Text extract:
# # # # #

Responsiveness and Responsibility of Executive

The positiveness with which these expedients have acted, even where the forms of monarchy have been retained, as in Western Europe, in locating and enforcing responsibility and responsiveness on the executive has been convincing. For example, in England and Italy, as well as in France, fundamental democratic ideals and practices have been incorporated and made effective in government, although the hereditary monarchs still use the language of absolute rulers and speak of "my subject," "my army," "my government." Where democratic. ideals are most highly developed, the hereditary monarch, if he still remains, avoids all active interference in politics, and as a means of providing for responsiveness and responsibility a prime minister is chosen. He, with the ministry organized by him, is made responsible through the representative body to the electorate. Even where the monarch participates to some extent in politics, he does so more or less under the guidance of such ministers and subject to the support of a majority. Thus the immediate conduct of the details of administration is vested in an executive board or directorate, known as the cabinet. The continuance of the cabinet in office depends, in each case, upon their responsiveness to public demands, upon the manner in which they use their discretionary authority, upon the honesty and competency of those whom they employ to transact public business, and upon the efficiency and economy with which public resources are used and protected.

The Mechanism of Popular Control

Furthermore, under these so-called monarchies, the mechanism for the exercise of popular control is made just as simple and direct as in a private corporation. In every instance this is done through the utilization of an "electorate" and the development of a procedure by means of which existing agencies of government may be employed for making the political issues as definite as the issues presented to a jury in courts of law. Agencies are also created for presenting statements of fact and arguments in support of contentions when issues are joined and a vote is taken, whether by the representative body or the electorate.

These are methods with which every man is familiar in the conduct of his ordinary corporate affairs.

Responsibility for Leadership

What is worthy of special attention is this: that in every representative government, whether republican or monarchical in form, where devices have been adopted for making government responsive and responsible, there has been no such thing as an irresponsible political boss. In other words, constitutional provision for responsible leadership has been found to be an essential ingredient of responsible government. In every country where responsible government obtains, the leader of the party in power necessarily is the one who is made to assume responsibility for the acts and proposals of the administration; and the leader of the "opposition" is made responsible just as soon as he obtains the support of a majority, i. e., when the leader of the opposition succeeds in retiring a responsible executive, either he must accept responsibility for the management, or retire in favor of someone in the opposition who will.

CHAPTER III

CONSTITUTIONAL AND STATUTORY PROVISIONS
GOVERNING THE ELECTORATE

The constitution of the state provides for two kinds of governing agents:

1. An electorate, i. e., a personnel whose only official function is to register the decision of the citizens on questions or candidates brought before the several constituencies for expression of opinion.

2. Representatives and officers-a personnel which is charged with the duties of representing the electorate between elections, and of conducting the business of the state.

Leading Constitutional Questions Relating to Electorate The leading constitutional or legal questions relating to the electorate therefore are:

1. Who shall constitute the electorate?

2. What shall be the organization and procedure for formulating and presenting issues and questions to the electorate so that they may be understood and publicly discussed?

# # # # #

Image region annotations

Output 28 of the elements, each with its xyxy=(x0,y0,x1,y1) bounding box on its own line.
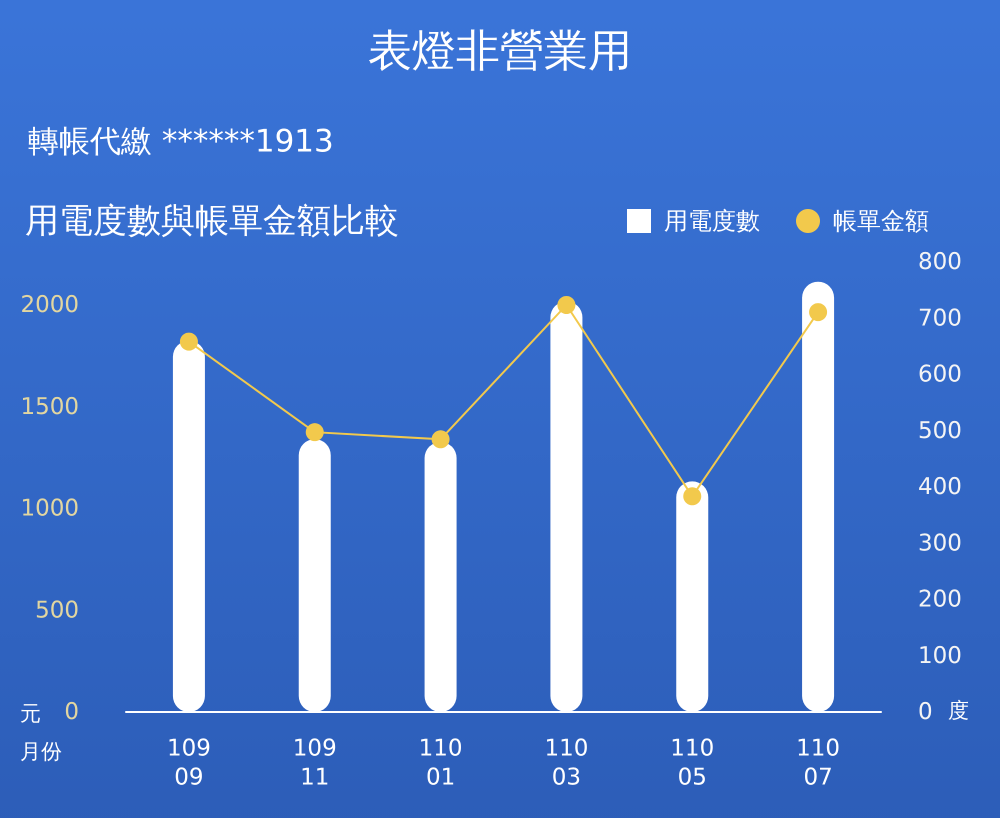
y2-tick-label: 600 xyxy=(918,362,962,388)
legend-label: 帳單金額 xyxy=(833,207,929,235)
y-tick-label: 1500 xyxy=(20,394,79,420)
y2-axis-title: 度 xyxy=(948,698,969,722)
y-axis-title: 元 xyxy=(20,702,41,726)
y2-tick-label: 100 xyxy=(918,642,962,669)
x-tick-label: 110 07 xyxy=(796,736,840,790)
y2-tick-label: 800 xyxy=(918,249,962,275)
y-tick-label: 0 xyxy=(64,699,79,725)
x-axis-title: 月份 xyxy=(20,740,62,764)
y-tick-label: 2000 xyxy=(20,292,79,318)
text: 轉帳代繳 ******1913 xyxy=(28,124,334,160)
x-tick-label: 109 11 xyxy=(292,736,337,790)
chart-title: 表燈非營業用 xyxy=(368,26,632,76)
y2-tick-label: 400 xyxy=(918,474,962,500)
chart-subtitle: 用電度數與帳單金額比較 xyxy=(25,201,399,241)
y-tick-label: 1000 xyxy=(20,496,79,522)
x-tick-label: 110 01 xyxy=(418,736,463,790)
y2-tick-label: 0 xyxy=(918,699,933,725)
legend-label: 用電度數 xyxy=(664,207,760,235)
y-tick-label: 500 xyxy=(35,597,79,624)
y2-tick-label: 300 xyxy=(918,530,962,556)
y2-tick-label: 500 xyxy=(918,418,962,444)
x-tick-label: 110 03 xyxy=(544,736,588,790)
x-tick-label: 110 05 xyxy=(670,736,714,790)
y2-tick-label: 200 xyxy=(918,586,962,612)
x-tick-label: 109 09 xyxy=(166,736,211,790)
y2-tick-label: 700 xyxy=(918,305,962,332)
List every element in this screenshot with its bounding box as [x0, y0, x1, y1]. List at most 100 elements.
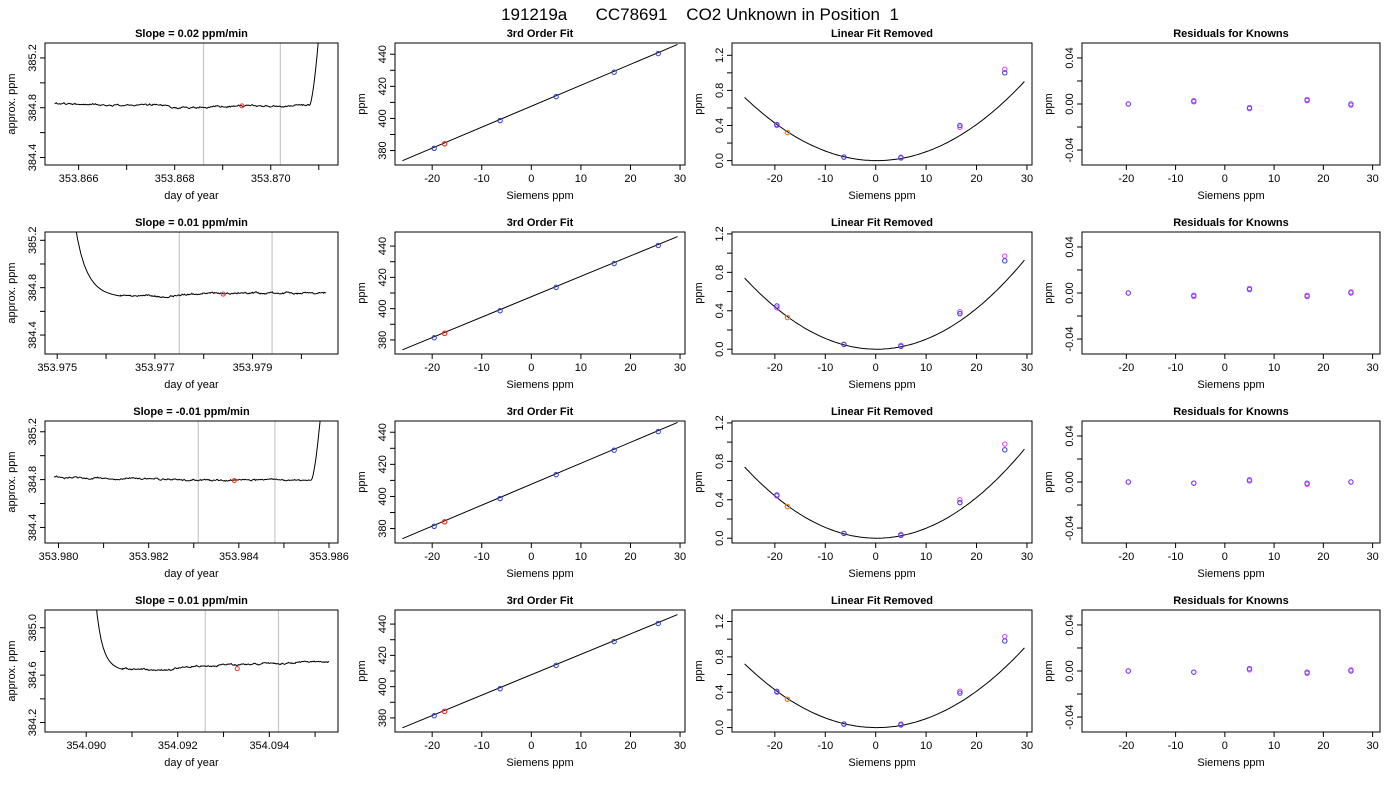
fit-line — [402, 421, 678, 540]
panel-frame — [44, 231, 339, 355]
panel-frame — [1081, 420, 1381, 544]
x-tick-label: 30 — [1021, 362, 1033, 374]
known-point — [1002, 447, 1008, 453]
x-axis-label: day of year — [164, 190, 219, 202]
known-point — [1246, 286, 1253, 293]
known-point — [1125, 668, 1132, 674]
y-tick-label: 380 — [377, 519, 389, 537]
known-point — [497, 495, 503, 502]
panel-1-3: Residuals for Knowns -20 -10 0 10 20 30 -0.04 0.… — [1043, 217, 1381, 391]
panel-title: 3rd Order Fit — [507, 406, 574, 418]
unknown-point — [441, 519, 448, 525]
known-point — [957, 310, 963, 317]
sample-marker-point — [231, 478, 237, 484]
y-tick-label: 0.0 — [714, 720, 726, 735]
x-tick-label: 0 — [873, 362, 879, 374]
panel-frame — [1081, 231, 1381, 355]
panel-frame — [1081, 42, 1381, 166]
known-point-alt — [957, 309, 963, 315]
y-axis-label: ppm — [1043, 282, 1055, 303]
y-axis-label: ppm — [693, 93, 705, 114]
known-point — [841, 154, 847, 160]
plot-area — [402, 43, 678, 162]
known-point-alt — [957, 688, 963, 695]
known-point-alt — [957, 124, 963, 130]
plot-area — [744, 633, 1025, 729]
y-tick-label: 384.6 — [27, 661, 39, 689]
x-tick-label: 30 — [674, 173, 686, 185]
x-tick-label: 10 — [920, 173, 932, 185]
unknown-point — [441, 708, 448, 715]
plot-area — [744, 66, 1025, 162]
unknown-point — [784, 314, 791, 321]
y-tick-label: 400 — [377, 299, 389, 317]
x-tick-label: 0 — [1222, 551, 1228, 563]
x-tick-label: -10 — [1168, 551, 1184, 563]
y-axis-label: ppm — [356, 93, 368, 114]
known-point — [1246, 665, 1253, 672]
known-point — [1304, 669, 1310, 675]
y-tick-label: 0.8 — [714, 454, 726, 469]
fit-line — [402, 43, 678, 162]
y-tick-label: 384.8 — [27, 274, 39, 302]
x-tick-label: -20 — [1118, 173, 1134, 185]
y-tick-label: 440 — [377, 237, 389, 255]
panel-1-0: Slope = 0.01 ppm/min 353.975 353.977 353.97… — [6, 217, 339, 391]
x-tick-label: -20 — [424, 173, 440, 185]
y-tick-label: 0.4 — [714, 492, 726, 507]
x-tick-label: -10 — [474, 551, 490, 563]
known-point — [553, 662, 559, 669]
x-tick-label: 30 — [1021, 551, 1033, 563]
y-axis-label: ppm — [693, 282, 705, 303]
y-tick-label: 400 — [377, 109, 389, 127]
x-tick-label: 30 — [1366, 362, 1378, 374]
y-tick-label: 420 — [377, 268, 389, 286]
known-point — [774, 121, 780, 128]
x-tick-label: 10 — [1268, 740, 1280, 752]
x-tick-label: 353.975 — [37, 362, 77, 374]
known-point-alt — [774, 305, 780, 311]
plot-area — [54, 43, 319, 165]
sample-marker-point — [239, 103, 245, 109]
y-tick-label: 0.8 — [714, 83, 726, 98]
unknown-point — [784, 503, 791, 510]
x-tick-label: -20 — [424, 740, 440, 752]
known-point-alt — [957, 497, 963, 503]
panel-title: Linear Fit Removed — [831, 28, 933, 40]
y-tick-label: 0.04 — [1064, 614, 1076, 635]
x-axis-label: Siemens ppm — [1197, 190, 1264, 202]
x-tick-label: 353.866 — [59, 173, 99, 185]
known-point — [497, 117, 503, 124]
y-tick-label: 0.0 — [714, 531, 726, 546]
panel-frame — [394, 231, 686, 355]
known-point — [957, 499, 963, 506]
y-tick-label: 0.00 — [1064, 471, 1076, 492]
unknown-point — [784, 129, 791, 136]
known-point — [497, 685, 503, 692]
plot-area — [53, 421, 321, 543]
x-tick-label: 0 — [873, 173, 879, 185]
x-axis-label: day of year — [164, 757, 219, 769]
panel-title: Slope = -0.01 ppm/min — [133, 406, 250, 418]
x-tick-label: 20 — [1317, 740, 1329, 752]
known-point — [1191, 98, 1197, 105]
x-tick-label: 20 — [1317, 173, 1329, 185]
x-tick-label: 10 — [1268, 362, 1280, 374]
known-point-alt — [1002, 253, 1008, 259]
known-point — [1191, 669, 1197, 675]
fit-line — [402, 236, 678, 351]
x-axis-label: Siemens ppm — [848, 190, 915, 202]
plot-area — [402, 236, 678, 351]
sample-marker-point — [220, 291, 226, 297]
panel-title: 3rd Order Fit — [507, 28, 574, 40]
known-point — [611, 638, 617, 645]
y-tick-label: 385.2 — [27, 44, 39, 72]
concentration-trace — [54, 43, 319, 110]
panel-frame — [44, 420, 339, 544]
panel-frame — [731, 609, 1033, 733]
x-axis-label: Siemens ppm — [506, 190, 573, 202]
known-point — [611, 69, 617, 75]
panel-1-1: 3rd Order Fit -20 -10 0 10 20 30 380 400 420 440 Si… — [356, 217, 686, 391]
y-tick-label: 384.4 — [27, 321, 39, 349]
y-axis-label: ppm — [1043, 93, 1055, 114]
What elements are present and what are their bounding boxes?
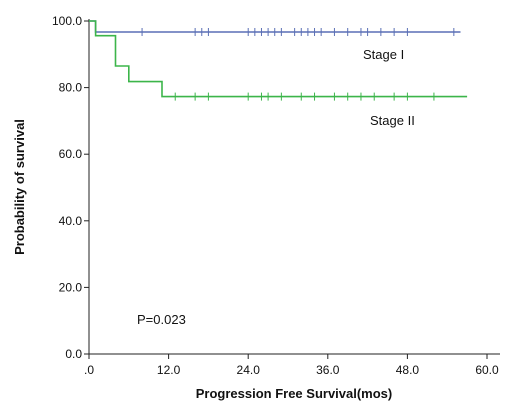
x-tick-label: 24.0 (237, 363, 261, 377)
y-tick-label: 100.0 (52, 14, 82, 28)
x-tick-label: .0 (84, 363, 94, 377)
y-tick-label: 40.0 (59, 214, 83, 228)
x-tick-label: 48.0 (396, 363, 420, 377)
y-tick-label: 80.0 (59, 81, 83, 95)
y-tick-label: 20.0 (59, 280, 83, 294)
x-tick-label: 12.0 (157, 363, 181, 377)
plot-frame (88, 19, 500, 355)
y-axis-ticks: 0.0 20.0 40.0 60.0 80.0 100.0 (52, 14, 89, 361)
p-value-annotation: P=0.023 (137, 312, 186, 327)
series-layer (89, 20, 468, 101)
x-tick-label: 60.0 (475, 363, 499, 377)
y-tick-label: 0.0 (65, 347, 82, 361)
x-axis-ticks: .0 12.0 24.0 36.0 48.0 60.0 (84, 354, 499, 377)
y-tick-label: 60.0 (59, 147, 83, 161)
series-label-stage-ii: Stage II (370, 113, 415, 128)
y-axis-title: Probability of survival (12, 119, 27, 255)
series-label-stage-i: Stage I (363, 47, 404, 62)
survival-curve-stage-ii (89, 20, 468, 98)
x-tick-label: 36.0 (316, 363, 340, 377)
x-axis-title: Progression Free Survival(mos) (196, 386, 393, 401)
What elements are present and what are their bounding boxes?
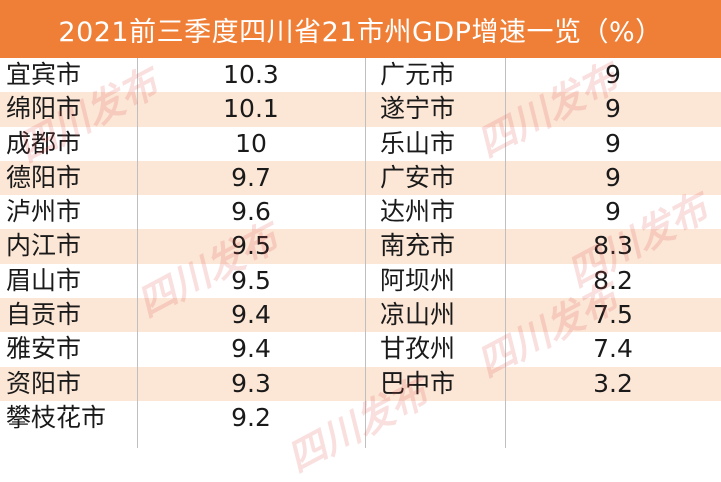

# # # # #

Task requirements:
A – In the text on executive responsibility and the electorate, what is the executive board or directorate that handles the immediate conduct of administrative details called?
B – Continue the text on executive responsibility and the electorate from the point where it stops.

In response:
A – It is called the cabinet.

B –
3. What shall be the organization and procedure for taking a vote-i. e., for getting a true expression of opinion that will be binding on the official personnel of the government?

DEFINITION OF THE ELECTORATE

The question as to who shall constitute the electorate should be a matter of community judgment, founded upon considerations of expediency, the welfare of the state, the moral rights of human beings, and broad principles of democracy. The function of the electorate being to register public opinion on issues and on the selection of persons for such offices as are to be filled by popular choice, the composition of the electorate, as a personnel to whom authority is given to express the popular will, should depend upon the relative competence of different classes of persons in the community to think intelligently about public needs, official proposals and official acts.

Composition in England After Magna Charta

Historically the composition of electorates has depended upon the prevailing judgment in each politically organized community with respect to the material and moral capabilities of persons and their fitness to partici

pate in the exercise of control over men and affairs. In England, after Magna Charta, the sovereign power was in the hands of the lay and spiritual baronage as great landlords; in the thirteenth century the landed. gentry and burgesses came to a share in the government as electors, and in the nineteenth century the workingmen of the towns and the agricultural laborers were admitted to the suffrage.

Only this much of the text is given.